== DATA FOR PROCESSING ==
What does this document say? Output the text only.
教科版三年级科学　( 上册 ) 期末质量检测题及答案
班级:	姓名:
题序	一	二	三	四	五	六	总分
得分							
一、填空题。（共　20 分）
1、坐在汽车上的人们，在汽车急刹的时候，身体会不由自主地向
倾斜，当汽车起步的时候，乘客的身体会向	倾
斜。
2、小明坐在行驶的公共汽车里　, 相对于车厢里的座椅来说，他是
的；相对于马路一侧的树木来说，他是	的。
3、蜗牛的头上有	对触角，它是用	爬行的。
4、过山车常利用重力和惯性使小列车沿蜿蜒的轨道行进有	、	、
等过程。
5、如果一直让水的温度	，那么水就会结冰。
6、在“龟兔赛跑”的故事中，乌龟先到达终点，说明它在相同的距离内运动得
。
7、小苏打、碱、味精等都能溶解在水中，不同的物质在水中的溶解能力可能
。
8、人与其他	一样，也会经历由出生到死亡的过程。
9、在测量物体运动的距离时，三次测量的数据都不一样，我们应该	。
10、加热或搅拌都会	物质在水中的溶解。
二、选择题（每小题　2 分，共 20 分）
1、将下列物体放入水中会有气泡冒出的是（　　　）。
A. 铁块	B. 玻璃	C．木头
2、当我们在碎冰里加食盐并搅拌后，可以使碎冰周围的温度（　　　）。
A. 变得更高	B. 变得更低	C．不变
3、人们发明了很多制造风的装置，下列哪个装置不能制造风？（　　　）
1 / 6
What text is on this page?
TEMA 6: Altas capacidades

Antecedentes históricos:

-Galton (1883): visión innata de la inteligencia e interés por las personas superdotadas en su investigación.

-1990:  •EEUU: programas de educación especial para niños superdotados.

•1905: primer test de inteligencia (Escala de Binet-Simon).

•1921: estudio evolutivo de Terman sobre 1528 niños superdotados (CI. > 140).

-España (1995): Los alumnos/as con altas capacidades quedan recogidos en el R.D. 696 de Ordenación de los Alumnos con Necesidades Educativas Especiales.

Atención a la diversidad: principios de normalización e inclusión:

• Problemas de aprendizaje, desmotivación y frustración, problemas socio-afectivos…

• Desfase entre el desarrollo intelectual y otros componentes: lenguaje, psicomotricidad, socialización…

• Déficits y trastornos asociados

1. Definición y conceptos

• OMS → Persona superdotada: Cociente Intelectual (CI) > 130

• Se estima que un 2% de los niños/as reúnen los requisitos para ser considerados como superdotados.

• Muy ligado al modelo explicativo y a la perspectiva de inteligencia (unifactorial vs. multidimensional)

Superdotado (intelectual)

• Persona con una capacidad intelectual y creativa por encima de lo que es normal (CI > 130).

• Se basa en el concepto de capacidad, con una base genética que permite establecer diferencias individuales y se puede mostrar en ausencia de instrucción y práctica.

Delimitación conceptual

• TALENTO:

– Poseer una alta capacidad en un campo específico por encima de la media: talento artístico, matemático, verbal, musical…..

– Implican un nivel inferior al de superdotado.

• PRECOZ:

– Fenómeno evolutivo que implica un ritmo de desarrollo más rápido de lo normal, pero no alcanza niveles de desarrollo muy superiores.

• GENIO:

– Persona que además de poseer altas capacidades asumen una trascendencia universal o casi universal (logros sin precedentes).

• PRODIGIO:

== WHAT TO WORK ON ==
Extract each line from the listing above, please, and repeat it exactly.

== EXPECTED OUTPUT ==
What does this document say? Output the text only.
教科版三年级科学　( 上册 ) 期末质量检测题及答案
班级:	姓名:
题序	一	二	三	四	五	六	总分
得分							
一、填空题。（共　20 分）
1、坐在汽车上的人们，在汽车急刹的时候，身体会不由自主地向
倾斜，当汽车起步的时候，乘客的身体会向	倾
斜。
2、小明坐在行驶的公共汽车里　, 相对于车厢里的座椅来说，他是
的；相对于马路一侧的树木来说，他是	的。
3、蜗牛的头上有	对触角，它是用	爬行的。
4、过山车常利用重力和惯性使小列车沿蜿蜒的轨道行进有	、	、
等过程。
5、如果一直让水的温度	，那么水就会结冰。
6、在“龟兔赛跑”的故事中，乌龟先到达终点，说明它在相同的距离内运动得
。
7、小苏打、碱、味精等都能溶解在水中，不同的物质在水中的溶解能力可能
。
8、人与其他	一样，也会经历由出生到死亡的过程。
9、在测量物体运动的距离时，三次测量的数据都不一样，我们应该	。
10、加热或搅拌都会	物质在水中的溶解。
二、选择题（每小题　2 分，共 20 分）
1、将下列物体放入水中会有气泡冒出的是（　　　）。
A. 铁块	B. 玻璃	C．木头
2、当我们在碎冰里加食盐并搅拌后，可以使碎冰周围的温度（　　　）。
A. 变得更高	B. 变得更低	C．不变
3、人们发明了很多制造风的装置，下列哪个装置不能制造风？（　　　）
1 / 6
What text is on this page?
TEMA 6: Altas capacidades

Antecedentes históricos:

-Galton (1883): visión innata de la inteligencia e interés por las personas superdotadas en su investigación.

-1990:  •EEUU: programas de educación especial para niños superdotados.

•1905: primer test de inteligencia (Escala de Binet-Simon).

•1921: estudio evolutivo de Terman sobre 1528 niños superdotados (CI. > 140).

-España (1995): Los alumnos/as con altas capacidades quedan recogidos en el R.D. 696 de Ordenación de los Alumnos con Necesidades Educativas Especiales.

Atención a la diversidad: principios de normalización e inclusión:

• Problemas de aprendizaje, desmotivación y frustración, problemas socio-afectivos…

• Desfase entre el desarrollo intelectual y otros componentes: lenguaje, psicomotricidad, socialización…

• Déficits y trastornos asociados

1. Definición y conceptos

• OMS → Persona superdotada: Cociente Intelectual (CI) > 130

• Se estima que un 2% de los niños/as reúnen los requisitos para ser considerados como superdotados.

• Muy ligado al modelo explicativo y a la perspectiva de inteligencia (unifactorial vs. multidimensional)

Superdotado (intelectual)

• Persona con una capacidad intelectual y creativa por encima de lo que es normal (CI > 130).

• Se basa en el concepto de capacidad, con una base genética que permite establecer diferencias individuales y se puede mostrar en ausencia de instrucción y práctica.

Delimitación conceptual

• TALENTO:

– Poseer una alta capacidad en un campo específico por encima de la media: talento artístico, matemático, verbal, musical…..

– Implican un nivel inferior al de superdotado.

• PRECOZ:

– Fenómeno evolutivo que implica un ritmo de desarrollo más rápido de lo normal, pero no alcanza niveles de desarrollo muy superiores.

• GENIO:

– Persona que además de poseer altas capacidades asumen una trascendencia universal o casi universal (logros sin precedentes).

• PRODIGIO:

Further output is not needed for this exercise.